■ CONSIGNES À SUIVRE
**1.** Relevez toutes les valeurs de bêta et d'écart-type citées dans le texte de la page, en indiquant pour chacune la mesure à laquelle elle se rapporte.
**2.** Traduisez en anglais la phrase suivante du texte de la page : « Le débat est ouvert et personne ne peut être certain de l'avenir. »
**3.** Répondez à ces questions d'après le texte de la page.
(a) Quel bêta le quartile supérieur des gestionnaires US a-t-il affiché durant les trois ans avant fin 2021 ?
(b) Sur combien d'années s'étend l'expansion économique soutenue par les banques centrales qui est mentionnée ?
(c) Sur quel type d'investissement ne faut-il pas se concentrer aux dépens de tout le reste ?

■ TEXTE DE LA PAGE
====
Les statistiques de risque sont tout aussi éclairantes quand on analyse les performances d’un même groupe de gestionnaires. Durant l’âge d’or de trois ans avant fin 2021, le quartile supérieur des gestionnaires US a affiché un bêta légèrement inférieur au S&P 500, à savoir 0,97. Les investisseurs ne peuvent être blâmés pour avoir pensé qu’ils pouvaient avoir le beurre et l’argent du beurre. Toutefois, depuis lors, leur bêta est passé à 1,15. De même, l’écart-type est passé de 20,49 à 27,37.

Ce récent choc dans les performances amène les investisseurs à se poser de nombreuses questions. En particulier, est-ce que le contexte à venir risque de ressembler à l’environnement de taux bas d’hier? Ou sera-t-il différent? Peut-être ressemblera-t-il à des périodes plus classiques où les récessions étaient plus fréquentes, et l’expansion économique des 40 dernières années, soutenue par les banques centrales, était une exception. Le débat est ouvert et personne ne peut être certain de l’avenir. Toutefois, les investisseurs ont tout intérêt à examiner de plus près le risque sous-jacent à leur exposition aux actions et à comprendre si les profils de rendement resteront reproductibles dans un environnement de marché différent.

Une façon de se prémunir des risques du marché est de ne pas se concentrer sur l’investissement «growth» aux dépens de tout le reste. Cela ne veut pas dire qu’une entreprise donnée ne doit pas être sur la voie de la réussite, mais lorsque le marché ne s’intéresse qu’au potentiel d’une entreprise et ignore les risques, il faut être prudent. Les entreprises en croissance qui disposent d’un modèle éprouvé et rentable et qui se négocient à des prix raisonnables sont un moyen plus prudent et historiquement rentable de se protéger des ralentissements du marché et peuvent permettre de traverser le cycle sans encombre.
====
■ EXTRAITS DE DONNÉES
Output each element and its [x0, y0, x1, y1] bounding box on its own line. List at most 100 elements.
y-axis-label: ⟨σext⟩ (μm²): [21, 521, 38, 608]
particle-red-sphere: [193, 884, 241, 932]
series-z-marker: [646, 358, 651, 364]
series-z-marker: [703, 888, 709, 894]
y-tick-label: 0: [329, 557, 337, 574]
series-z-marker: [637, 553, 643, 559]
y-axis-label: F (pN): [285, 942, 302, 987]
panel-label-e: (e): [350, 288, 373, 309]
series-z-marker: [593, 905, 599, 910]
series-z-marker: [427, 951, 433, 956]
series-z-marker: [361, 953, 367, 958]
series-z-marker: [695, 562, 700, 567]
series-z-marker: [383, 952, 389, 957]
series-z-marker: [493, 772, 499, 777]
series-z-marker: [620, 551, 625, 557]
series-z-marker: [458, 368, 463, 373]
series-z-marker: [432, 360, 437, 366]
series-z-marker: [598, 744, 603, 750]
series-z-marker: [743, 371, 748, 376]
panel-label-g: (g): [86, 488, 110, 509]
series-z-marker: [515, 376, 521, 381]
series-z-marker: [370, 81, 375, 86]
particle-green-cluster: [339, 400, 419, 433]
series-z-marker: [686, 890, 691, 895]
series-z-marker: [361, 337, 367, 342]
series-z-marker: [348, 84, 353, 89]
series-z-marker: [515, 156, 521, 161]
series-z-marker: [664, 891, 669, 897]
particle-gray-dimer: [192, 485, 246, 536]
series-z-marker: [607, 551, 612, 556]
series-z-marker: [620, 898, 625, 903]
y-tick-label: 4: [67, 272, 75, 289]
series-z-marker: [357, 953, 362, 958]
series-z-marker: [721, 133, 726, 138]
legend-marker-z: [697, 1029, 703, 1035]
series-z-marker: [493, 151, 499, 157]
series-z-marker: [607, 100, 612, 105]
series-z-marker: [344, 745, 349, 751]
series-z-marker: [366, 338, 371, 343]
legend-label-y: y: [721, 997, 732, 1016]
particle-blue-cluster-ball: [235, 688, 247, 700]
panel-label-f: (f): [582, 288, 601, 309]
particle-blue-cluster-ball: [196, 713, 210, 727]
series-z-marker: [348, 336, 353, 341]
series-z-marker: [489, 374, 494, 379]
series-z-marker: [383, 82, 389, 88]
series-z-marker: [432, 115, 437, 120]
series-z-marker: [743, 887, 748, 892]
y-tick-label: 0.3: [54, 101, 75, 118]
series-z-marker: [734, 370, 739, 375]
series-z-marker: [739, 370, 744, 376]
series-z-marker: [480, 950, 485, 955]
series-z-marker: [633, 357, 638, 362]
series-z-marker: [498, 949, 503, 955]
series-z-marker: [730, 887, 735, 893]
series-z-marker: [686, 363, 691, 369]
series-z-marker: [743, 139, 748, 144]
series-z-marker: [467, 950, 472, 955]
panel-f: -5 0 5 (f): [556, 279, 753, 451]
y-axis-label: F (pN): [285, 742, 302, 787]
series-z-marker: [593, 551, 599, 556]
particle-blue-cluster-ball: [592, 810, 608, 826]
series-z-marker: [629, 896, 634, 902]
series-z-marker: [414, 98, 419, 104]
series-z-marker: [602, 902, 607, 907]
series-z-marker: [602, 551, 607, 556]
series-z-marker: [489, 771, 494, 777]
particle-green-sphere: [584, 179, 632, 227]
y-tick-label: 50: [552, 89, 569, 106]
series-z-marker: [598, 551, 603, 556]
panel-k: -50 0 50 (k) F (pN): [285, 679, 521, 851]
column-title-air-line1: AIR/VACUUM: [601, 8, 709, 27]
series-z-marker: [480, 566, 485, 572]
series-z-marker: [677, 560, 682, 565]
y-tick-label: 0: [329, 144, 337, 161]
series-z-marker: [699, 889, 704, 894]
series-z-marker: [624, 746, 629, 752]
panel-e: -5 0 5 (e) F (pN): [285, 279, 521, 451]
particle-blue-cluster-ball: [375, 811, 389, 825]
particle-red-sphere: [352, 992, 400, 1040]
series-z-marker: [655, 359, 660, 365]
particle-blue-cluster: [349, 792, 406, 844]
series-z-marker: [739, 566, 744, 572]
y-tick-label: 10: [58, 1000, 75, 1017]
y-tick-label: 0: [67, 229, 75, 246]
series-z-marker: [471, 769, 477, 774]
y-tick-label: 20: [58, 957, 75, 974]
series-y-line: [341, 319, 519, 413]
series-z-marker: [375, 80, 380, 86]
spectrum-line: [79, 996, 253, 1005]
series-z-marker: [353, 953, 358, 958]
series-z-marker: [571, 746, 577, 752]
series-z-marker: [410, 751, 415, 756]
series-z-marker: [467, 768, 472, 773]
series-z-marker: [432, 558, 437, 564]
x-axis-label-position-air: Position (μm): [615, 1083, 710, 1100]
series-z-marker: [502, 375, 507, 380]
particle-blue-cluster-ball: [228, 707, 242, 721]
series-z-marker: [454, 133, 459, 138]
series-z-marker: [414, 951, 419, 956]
====
■ RÉPONSES ATTENDUES
**1.**
Bêta : 0,97 ; 1,15
Écart-type : 20,49 ; 27,37

**2.** The debate is open, and no one can be certain of the future.

**3.**
(a) 0,97
(b) 40 ans
(c) L'investissement « growth »